另外 Transform Streams 還有一個 _flush(callback) 內置方法，它會在沒有更多可消耗的數據時、在“end”事件之前被觸發，而且會清空緩存數據并結束 Stream。

該內置方法同樣只允許由子類來調用，而且執行后，不能再調用 .push 方法。

關于 Transform Streams 的更多細節還可以參考這篇文章，推薦閱讀。

2.5 Classic Streams

在較早版本的 NodeJS 里，Stream 的實現相較簡陋，例如上文提及的“Stream.Readable”接口均是從 Node 0.9.4 開始才有，因此我們往往需要對其進行多次封裝擴展才能更好地用來開發。

而 Classic Streams 便是對這種古舊模式的 Stream 接口的統稱。

需要留意的是，只要往任意一個 stream 注冊一個“data”事件監聽器，它就會自動切換到“classic”模式，并按照舊的 API 去執行。

classic 流可以當作一個帶有 .pipe 接口的事件發射器（event emitter），當它要為消耗者提供數據時會發射“data”事件，當要結束生產數據時，則發射“end”事件。

另外只有當設置 Stream.readable 為 true 時，.pipe 接口才會將當前流視作可讀流：

//demo7
var Stream = require('stream');
var stream = new Stream();
stream.readable = true; //告訴 .pipe 這是個可讀流

var c = 64;
var iv = setInterval(function () {
    if (++c >= 75) {
        clearInterval(iv);
        stream.emit('end');
    }
    else stream.emit('data', String.fromCharCode(c));
}, 100);

stream.pipe(process.stdout);

另外，Classic readable streams 還有 .pause() 和 .resume() 兩個接口可用于暫停/恢復流的讀取：

createServer(function(q,s) {
  // ADVISORY only!

問題與任務:
a) 請將 Node.js Stream 節錄中從「另外 Transform Streams」到「Node 0.9.4 開始才有，因此我們往往需要對其進行多次封裝擴展才能更好地用來開發。」的部分一字不差地照抄下來。
b) 接著 Node.js Stream 節錄的最後一行往下續寫。
後面的資料不需要使用。

資料摘錄:

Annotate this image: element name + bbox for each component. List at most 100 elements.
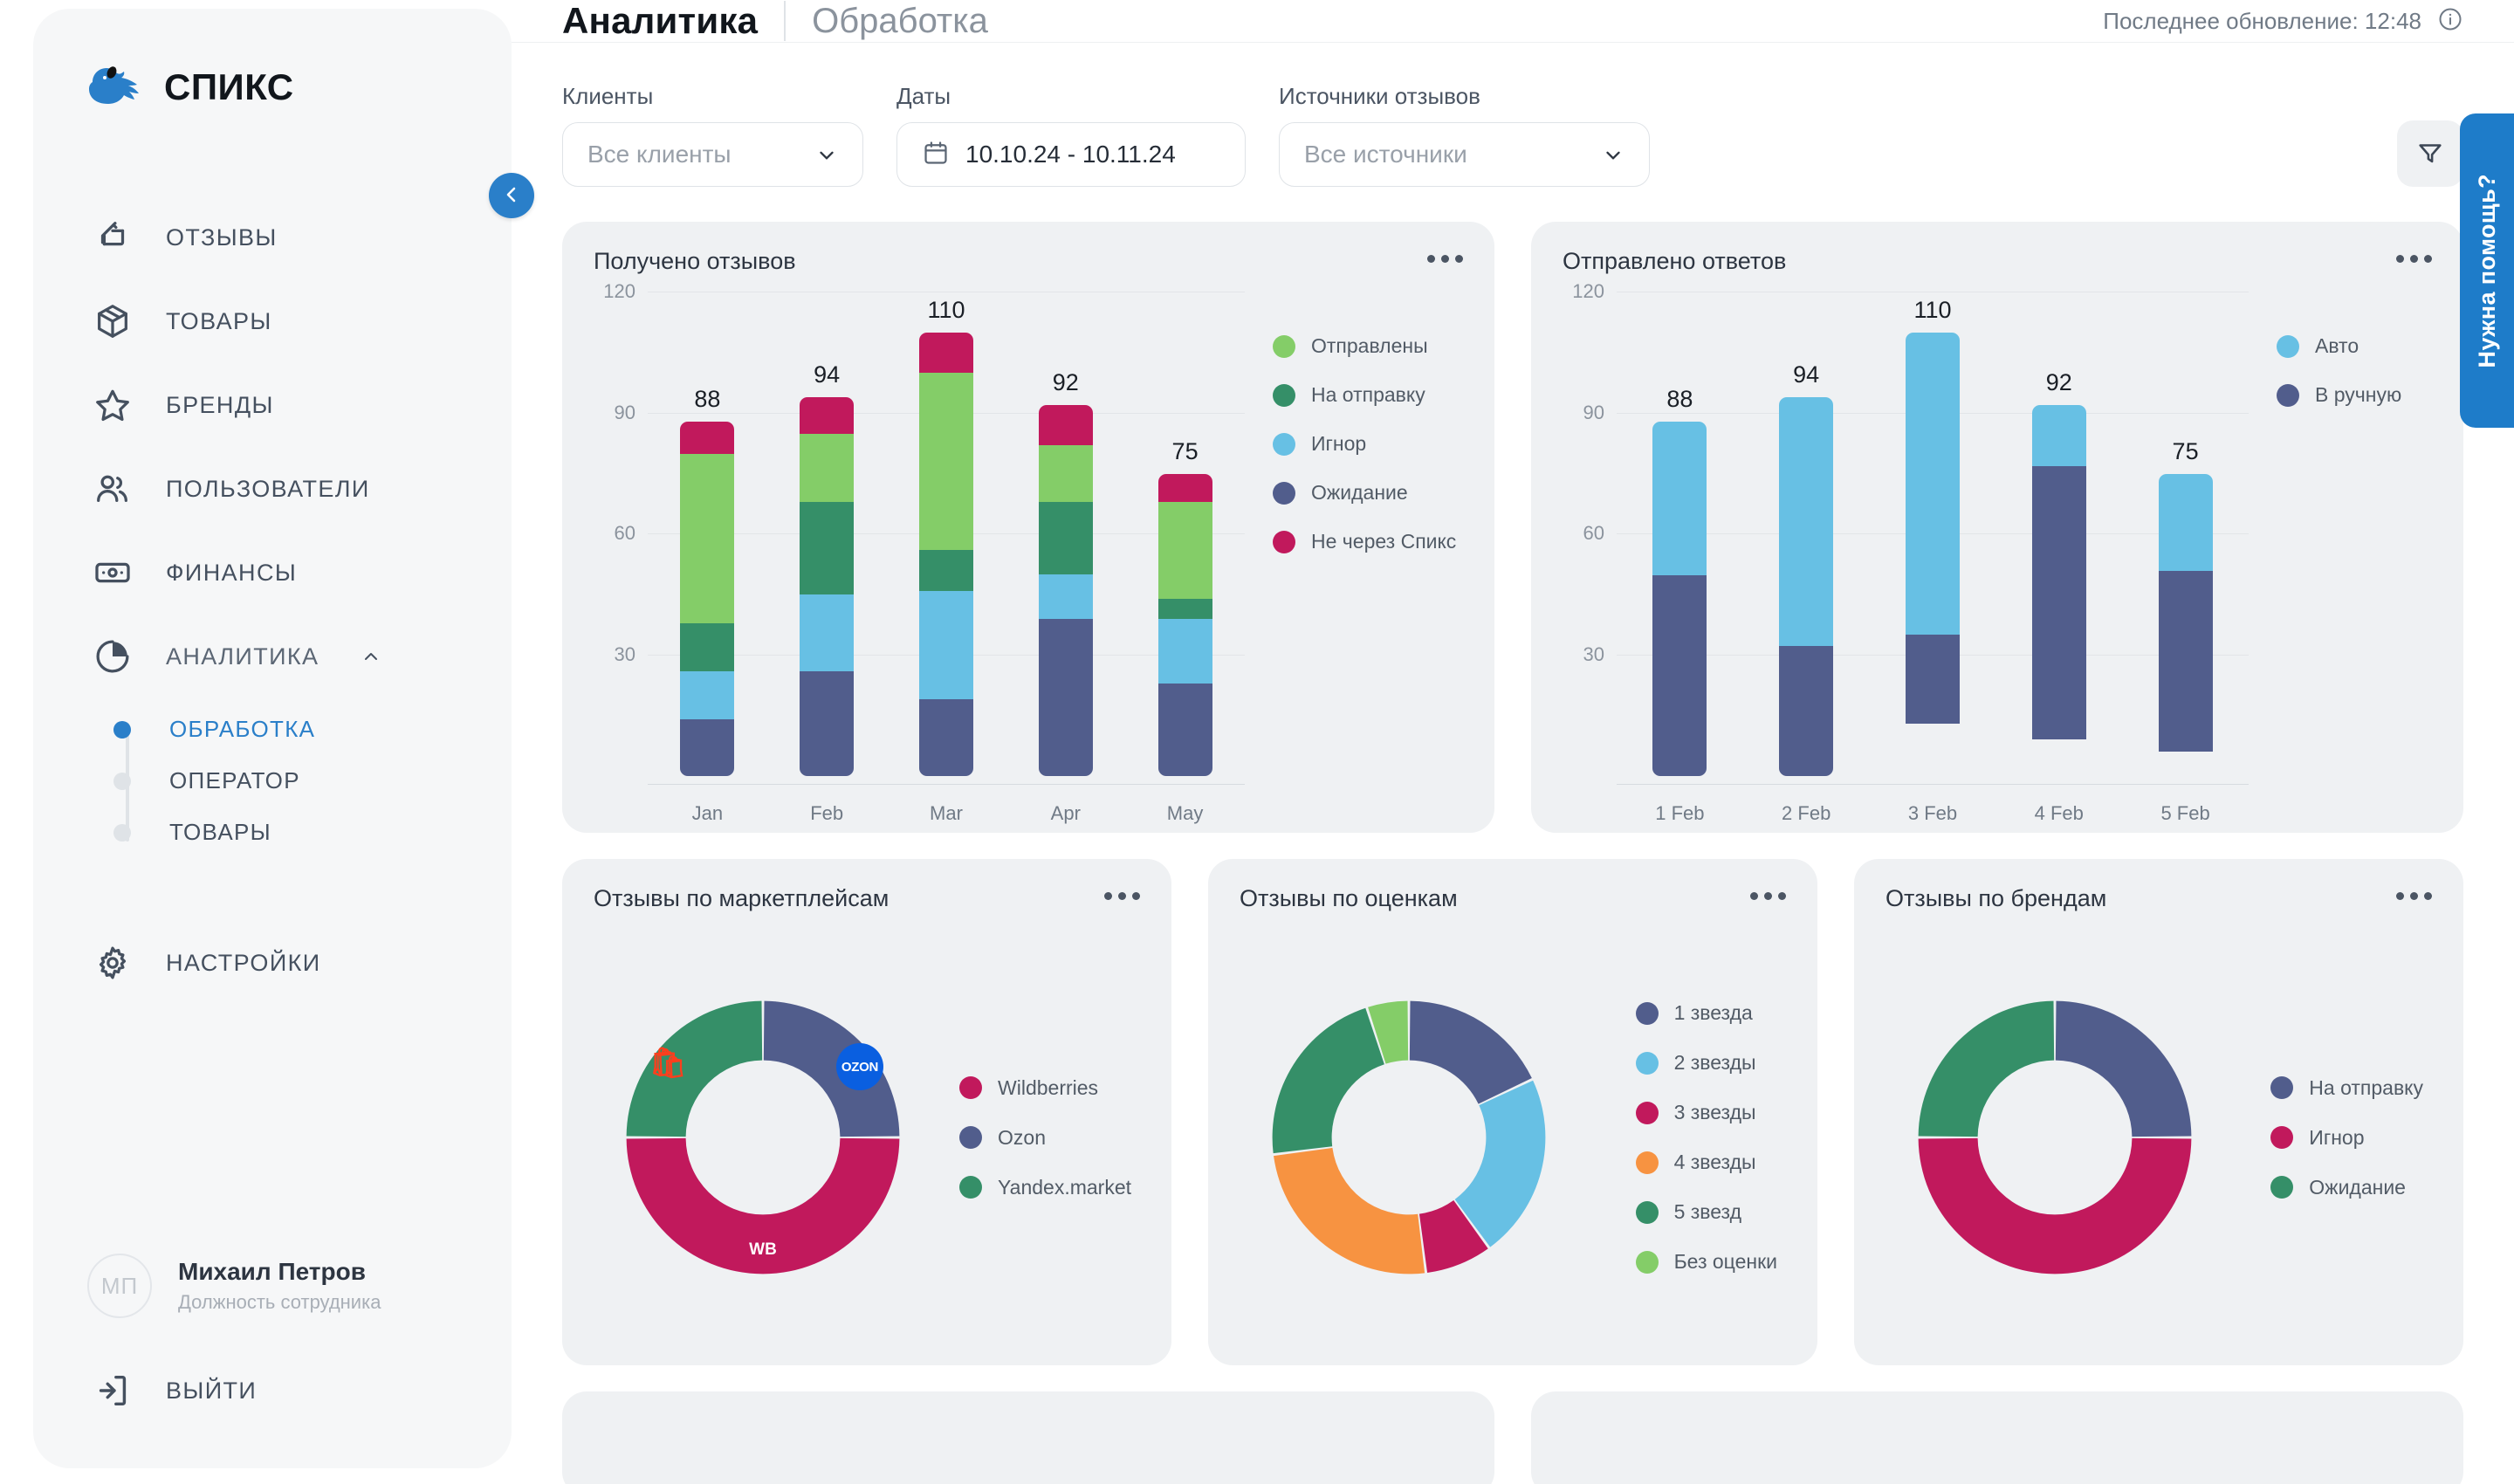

任務解答:
a)
另外 Transform Streams 還有一個 _flush(callback) 內置方法，它會在沒有更多可消耗的數據時、在“end”事件之前被觸發，而且會清空緩存數據并結束 Stream。

該內置方法同樣只允許由子類來調用，而且執行后，不能再調用 .push 方法。

關于 Transform Streams 的更多細節還可以參考這篇文章，推薦閱讀。

2.5 Classic Streams

在較早版本的 NodeJS 里，Stream 的實現相較簡陋，例如上文提及的“Stream.Readable”接口均是從 Node 0.9.4 開始才有，因此我們往往需要對其進行多次封裝擴展才能更好地用來開發。

b)
  q.pause()
  session(q, function(ses) {
    q.on('data', handler)
    q.resume()
  })
})

3. Object Mode

對于可讀流來說，push(data) 時，data 的類型只能是 String 或Buffer，且消耗時 data 事件輸出的數據類型都為 Buffer；

對于可寫流來說，write(data) 時，data 的類型也只能是 String 或 Buffer，_write(data) 調用時所傳進來的 data 類型都為 Buffer。

示例：

//demo8
writable._write = (chunck, enc, next) => {
    // 輸出打印
    console.log(chunck);   //Buffer
    //console.log(chunck.toString());  //轉為String

    process.nextTick(next)
};

writable.write('Happy Chinese Year');
writable.end();

執行結果：

不過，為了增強數據類型的靈活性，無論是可讀流或是可寫流，只需要往其構造函數里傳入配置參數“{ objectMode: true }”，便可往流里傳入/獲取任意類型（null除外）的數據：

const objectModeWritable = Writable({ objectMode: true });

objectModeWritable._write = (chunck, enc, next) => {
    // 輸出打印
    console.log(typeof chunck);
    console.log(chunck);
    process.nextTick(next)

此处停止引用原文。